[start DATA SHOWN]

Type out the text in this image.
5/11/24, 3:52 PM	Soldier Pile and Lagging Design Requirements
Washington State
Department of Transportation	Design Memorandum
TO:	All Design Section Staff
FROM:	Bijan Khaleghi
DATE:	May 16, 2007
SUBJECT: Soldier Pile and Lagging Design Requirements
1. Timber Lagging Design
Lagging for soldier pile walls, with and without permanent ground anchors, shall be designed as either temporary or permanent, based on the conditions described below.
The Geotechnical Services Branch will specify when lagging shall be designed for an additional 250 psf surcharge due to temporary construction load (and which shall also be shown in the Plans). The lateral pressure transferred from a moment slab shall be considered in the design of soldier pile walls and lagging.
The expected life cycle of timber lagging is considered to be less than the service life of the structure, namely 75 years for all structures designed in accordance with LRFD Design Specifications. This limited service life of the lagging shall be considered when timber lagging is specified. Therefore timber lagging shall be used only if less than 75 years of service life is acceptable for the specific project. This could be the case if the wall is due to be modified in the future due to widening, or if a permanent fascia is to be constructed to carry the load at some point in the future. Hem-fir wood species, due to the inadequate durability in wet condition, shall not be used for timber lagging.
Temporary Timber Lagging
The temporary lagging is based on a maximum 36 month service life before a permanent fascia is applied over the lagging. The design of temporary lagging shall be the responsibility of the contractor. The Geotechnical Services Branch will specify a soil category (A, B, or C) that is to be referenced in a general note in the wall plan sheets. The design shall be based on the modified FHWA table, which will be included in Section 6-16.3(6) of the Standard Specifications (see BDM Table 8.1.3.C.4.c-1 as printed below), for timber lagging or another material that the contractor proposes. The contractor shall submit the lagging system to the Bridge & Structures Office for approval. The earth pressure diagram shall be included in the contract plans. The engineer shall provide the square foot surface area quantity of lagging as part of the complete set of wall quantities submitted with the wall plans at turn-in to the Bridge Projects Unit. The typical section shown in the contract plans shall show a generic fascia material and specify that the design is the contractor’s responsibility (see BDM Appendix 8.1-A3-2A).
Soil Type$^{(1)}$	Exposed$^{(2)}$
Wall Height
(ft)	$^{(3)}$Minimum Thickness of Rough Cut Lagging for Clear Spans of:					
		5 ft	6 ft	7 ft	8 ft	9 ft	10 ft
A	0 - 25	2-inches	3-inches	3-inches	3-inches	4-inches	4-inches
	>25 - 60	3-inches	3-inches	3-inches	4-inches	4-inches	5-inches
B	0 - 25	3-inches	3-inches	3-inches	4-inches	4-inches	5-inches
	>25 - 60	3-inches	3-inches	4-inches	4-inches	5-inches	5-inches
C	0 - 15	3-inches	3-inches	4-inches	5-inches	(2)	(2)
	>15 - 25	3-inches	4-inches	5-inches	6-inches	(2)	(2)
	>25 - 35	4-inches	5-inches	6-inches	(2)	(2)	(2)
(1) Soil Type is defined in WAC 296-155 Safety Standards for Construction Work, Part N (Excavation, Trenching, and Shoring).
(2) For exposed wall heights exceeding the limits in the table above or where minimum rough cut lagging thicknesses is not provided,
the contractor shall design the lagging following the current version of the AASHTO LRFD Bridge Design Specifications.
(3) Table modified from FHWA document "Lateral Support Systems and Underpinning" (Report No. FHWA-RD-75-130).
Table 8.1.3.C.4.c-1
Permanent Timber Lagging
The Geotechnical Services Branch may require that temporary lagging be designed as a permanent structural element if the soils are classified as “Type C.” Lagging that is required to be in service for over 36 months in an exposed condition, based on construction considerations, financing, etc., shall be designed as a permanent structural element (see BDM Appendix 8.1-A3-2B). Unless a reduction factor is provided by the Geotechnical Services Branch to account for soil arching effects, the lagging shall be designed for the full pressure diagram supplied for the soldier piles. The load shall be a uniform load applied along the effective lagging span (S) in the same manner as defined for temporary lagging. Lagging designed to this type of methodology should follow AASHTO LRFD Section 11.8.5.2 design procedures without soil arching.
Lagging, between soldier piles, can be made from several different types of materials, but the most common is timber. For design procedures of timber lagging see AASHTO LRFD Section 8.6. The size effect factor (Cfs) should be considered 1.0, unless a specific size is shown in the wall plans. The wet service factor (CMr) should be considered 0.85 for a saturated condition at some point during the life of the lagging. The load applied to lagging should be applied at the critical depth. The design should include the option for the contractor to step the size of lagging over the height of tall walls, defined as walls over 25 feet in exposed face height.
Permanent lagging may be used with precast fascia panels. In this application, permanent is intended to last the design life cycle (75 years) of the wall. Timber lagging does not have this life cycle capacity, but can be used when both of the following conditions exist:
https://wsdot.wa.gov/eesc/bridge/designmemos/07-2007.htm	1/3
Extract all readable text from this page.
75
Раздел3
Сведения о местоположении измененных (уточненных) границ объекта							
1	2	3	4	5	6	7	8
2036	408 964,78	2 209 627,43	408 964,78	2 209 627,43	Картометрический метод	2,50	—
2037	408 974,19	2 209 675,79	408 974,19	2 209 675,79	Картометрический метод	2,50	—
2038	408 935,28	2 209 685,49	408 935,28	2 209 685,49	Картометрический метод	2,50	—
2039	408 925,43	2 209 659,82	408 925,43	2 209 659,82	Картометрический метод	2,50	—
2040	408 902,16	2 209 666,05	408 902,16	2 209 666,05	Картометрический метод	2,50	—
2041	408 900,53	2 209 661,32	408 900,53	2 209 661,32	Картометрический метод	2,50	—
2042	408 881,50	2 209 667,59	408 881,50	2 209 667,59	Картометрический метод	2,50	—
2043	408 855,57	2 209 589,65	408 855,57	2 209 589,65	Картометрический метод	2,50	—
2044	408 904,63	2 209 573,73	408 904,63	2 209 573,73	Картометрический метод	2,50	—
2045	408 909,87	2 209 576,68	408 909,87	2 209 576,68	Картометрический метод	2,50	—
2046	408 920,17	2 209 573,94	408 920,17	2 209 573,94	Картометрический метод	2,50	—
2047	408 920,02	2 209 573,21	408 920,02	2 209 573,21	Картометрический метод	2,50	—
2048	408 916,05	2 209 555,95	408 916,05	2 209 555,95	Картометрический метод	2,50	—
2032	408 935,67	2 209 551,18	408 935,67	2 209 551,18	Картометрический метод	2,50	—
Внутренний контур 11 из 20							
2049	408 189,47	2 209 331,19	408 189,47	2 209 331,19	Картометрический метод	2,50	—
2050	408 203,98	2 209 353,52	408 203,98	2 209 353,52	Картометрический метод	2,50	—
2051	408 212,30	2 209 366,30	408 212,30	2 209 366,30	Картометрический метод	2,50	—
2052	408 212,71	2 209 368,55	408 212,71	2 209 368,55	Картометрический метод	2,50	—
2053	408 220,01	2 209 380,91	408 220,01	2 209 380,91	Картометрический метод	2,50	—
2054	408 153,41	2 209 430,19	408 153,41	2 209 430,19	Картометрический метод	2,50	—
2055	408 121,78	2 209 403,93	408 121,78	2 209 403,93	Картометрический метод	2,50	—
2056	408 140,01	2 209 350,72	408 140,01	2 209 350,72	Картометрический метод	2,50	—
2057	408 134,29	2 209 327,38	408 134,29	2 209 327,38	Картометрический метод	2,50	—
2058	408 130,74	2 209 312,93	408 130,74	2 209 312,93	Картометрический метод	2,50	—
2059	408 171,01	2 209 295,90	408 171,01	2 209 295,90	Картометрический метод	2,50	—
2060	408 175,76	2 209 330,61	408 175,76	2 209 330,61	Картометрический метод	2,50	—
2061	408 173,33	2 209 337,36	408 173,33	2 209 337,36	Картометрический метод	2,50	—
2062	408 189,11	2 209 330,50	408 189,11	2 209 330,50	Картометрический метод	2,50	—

[end DATA SHOWN]

### [AIM OF THE TASK]
Go through the entries and repeat each one exactly.

### [TASK SOLUTION]
Type out the text in this image.
5/11/24, 3:52 PM	Soldier Pile and Lagging Design Requirements
Washington State
Department of Transportation	Design Memorandum
TO:	All Design Section Staff
FROM:	Bijan Khaleghi
DATE:	May 16, 2007
SUBJECT: Soldier Pile and Lagging Design Requirements
1. Timber Lagging Design
Lagging for soldier pile walls, with and without permanent ground anchors, shall be designed as either temporary or permanent, based on the conditions described below.
The Geotechnical Services Branch will specify when lagging shall be designed for an additional 250 psf surcharge due to temporary construction load (and which shall also be shown in the Plans). The lateral pressure transferred from a moment slab shall be considered in the design of soldier pile walls and lagging.
The expected life cycle of timber lagging is considered to be less than the service life of the structure, namely 75 years for all structures designed in accordance with LRFD Design Specifications. This limited service life of the lagging shall be considered when timber lagging is specified. Therefore timber lagging shall be used only if less than 75 years of service life is acceptable for the specific project. This could be the case if the wall is due to be modified in the future due to widening, or if a permanent fascia is to be constructed to carry the load at some point in the future. Hem-fir wood species, due to the inadequate durability in wet condition, shall not be used for timber lagging.
Temporary Timber Lagging
The temporary lagging is based on a maximum 36 month service life before a permanent fascia is applied over the lagging. The design of temporary lagging shall be the responsibility of the contractor. The Geotechnical Services Branch will specify a soil category (A, B, or C) that is to be referenced in a general note in the wall plan sheets. The design shall be based on the modified FHWA table, which will be included in Section 6-16.3(6) of the Standard Specifications (see BDM Table 8.1.3.C.4.c-1 as printed below), for timber lagging or another material that the contractor proposes. The contractor shall submit the lagging system to the Bridge & Structures Office for approval. The earth pressure diagram shall be included in the contract plans. The engineer shall provide the square foot surface area quantity of lagging as part of the complete set of wall quantities submitted with the wall plans at turn-in to the Bridge Projects Unit. The typical section shown in the contract plans shall show a generic fascia material and specify that the design is the contractor’s responsibility (see BDM Appendix 8.1-A3-2A).
Soil Type$^{(1)}$	Exposed$^{(2)}$
Wall Height
(ft)	$^{(3)}$Minimum Thickness of Rough Cut Lagging for Clear Spans of:					
		5 ft	6 ft	7 ft	8 ft	9 ft	10 ft
A	0 - 25	2-inches	3-inches	3-inches	3-inches	4-inches	4-inches
	>25 - 60	3-inches	3-inches	3-inches	4-inches	4-inches	5-inches
B	0 - 25	3-inches	3-inches	3-inches	4-inches	4-inches	5-inches
	>25 - 60	3-inches	3-inches	4-inches	4-inches	5-inches	5-inches
C	0 - 15	3-inches	3-inches	4-inches	5-inches	(2)	(2)
	>15 - 25	3-inches	4-inches	5-inches	6-inches	(2)	(2)
	>25 - 35	4-inches	5-inches	6-inches	(2)	(2)	(2)
(1) Soil Type is defined in WAC 296-155 Safety Standards for Construction Work, Part N (Excavation, Trenching, and Shoring).
(2) For exposed wall heights exceeding the limits in the table above or where minimum rough cut lagging thicknesses is not provided,
the contractor shall design the lagging following the current version of the AASHTO LRFD Bridge Design Specifications.
(3) Table modified from FHWA document "Lateral Support Systems and Underpinning" (Report No. FHWA-RD-75-130).
Table 8.1.3.C.4.c-1
Permanent Timber Lagging
The Geotechnical Services Branch may require that temporary lagging be designed as a permanent structural element if the soils are classified as “Type C.” Lagging that is required to be in service for over 36 months in an exposed condition, based on construction considerations, financing, etc., shall be designed as a permanent structural element (see BDM Appendix 8.1-A3-2B). Unless a reduction factor is provided by the Geotechnical Services Branch to account for soil arching effects, the lagging shall be designed for the full pressure diagram supplied for the soldier piles. The load shall be a uniform load applied along the effective lagging span (S) in the same manner as defined for temporary lagging. Lagging designed to this type of methodology should follow AASHTO LRFD Section 11.8.5.2 design procedures without soil arching.
Lagging, between soldier piles, can be made from several different types of materials, but the most common is timber. For design procedures of timber lagging see AASHTO LRFD Section 8.6. The size effect factor (Cfs) should be considered 1.0, unless a specific size is shown in the wall plans. The wet service factor (CMr) should be considered 0.85 for a saturated condition at some point during the life of the lagging. The load applied to lagging should be applied at the critical depth. The design should include the option for the contractor to step the size of lagging over the height of tall walls, defined as walls over 25 feet in exposed face height.
Permanent lagging may be used with precast fascia panels. In this application, permanent is intended to last the design life cycle (75 years) of the wall. Timber lagging does not have this life cycle capacity, but can be used when both of the following conditions exist:
https://wsdot.wa.gov/eesc/bridge/designmemos/07-2007.htm	1/3
Extract all readable text from this page.
75
Раздел3
Сведения о местоположении измененных (уточненных) границ объекта							
1	2	3	4	5	6	7	8
2036	408 964,78	2 209 627,43	408 964,78	2 209 627,43	Картометрический метод	2,50	—
2037	408 974,19	2 209 675,79	408 974,19	2 209 675,79	Картометрический метод	2,50	—
2038	408 935,28	2 209 685,49	408 935,28	2 209 685,49	Картометрический метод	2,50	—
2039	408 925,43	2 209 659,82	408 925,43	2 209 659,82	Картометрический метод	2,50	—
2040	408 902,16	2 209 666,05	408 902,16	2 209 666,05	Картометрический метод	2,50	—
2041	408 900,53	2 209 661,32	408 900,53	2 209 661,32	Картометрический метод	2,50	—
2042	408 881,50	2 209 667,59	408 881,50	2 209 667,59	Картометрический метод	2,50	—
2043	408 855,57	2 209 589,65	408 855,57	2 209 589,65	Картометрический метод	2,50	—
2044	408 904,63	2 209 573,73	408 904,63	2 209 573,73	Картометрический метод	2,50	—
2045	408 909,87	2 209 576,68	408 909,87	2 209 576,68	Картометрический метод	2,50	—
2046	408 920,17	2 209 573,94	408 920,17	2 209 573,94	Картометрический метод	2,50	—
2047	408 920,02	2 209 573,21	408 920,02	2 209 573,21	Картометрический метод	2,50	—
2048	408 916,05	2 209 555,95	408 916,05	2 209 555,95	Картометрический метод	2,50	—
2032	408 935,67	2 209 551,18	408 935,67	2 209 551,18	Картометрический метод	2,50	—
Внутренний контур 11 из 20							
2049	408 189,47	2 209 331,19	408 189,47	2 209 331,19	Картометрический метод	2,50	—
2050	408 203,98	2 209 353,52	408 203,98	2 209 353,52	Картометрический метод	2,50	—
2051	408 212,30	2 209 366,30	408 212,30	2 209 366,30	Картометрический метод	2,50	—
2052	408 212,71	2 209 368,55	408 212,71	2 209 368,55	Картометрический метод	2,50	—
2053	408 220,01	2 209 380,91	408 220,01	2 209 380,91	Картометрический метод	2,50	—
2054	408 153,41	2 209 430,19	408 153,41	2 209 430,19	Картометрический метод	2,50	—
2055	408 121,78	2 209 403,93	408 121,78	2 209 403,93	Картометрический метод	2,50	—
2056	408 140,01	2 209 350,72	408 140,01	2 209 350,72	Картометрический метод	2,50	—
2057	408 134,29	2 209 327,38	408 134,29	2 209 327,38	Картометрический метод	2,50	—
2058	408 130,74	2 209 312,93	408 130,74	2 209 312,93	Картометрический метод	2,50	—
2059	408 171,01	2 209 295,90	408 171,01	2 209 295,90	Картометрический метод	2,50	—
2060	408 175,76	2 209 330,61	408 175,76	2 209 330,61	Картометрический метод	2,50	—
2061	408 173,33	2 209 337,36	408 173,33	2 209 337,36	Картометрический метод	2,50	—
2062	408 189,11	2 209 330,50	408 189,11	2 209 330,50	Картометрический метод	2,50	—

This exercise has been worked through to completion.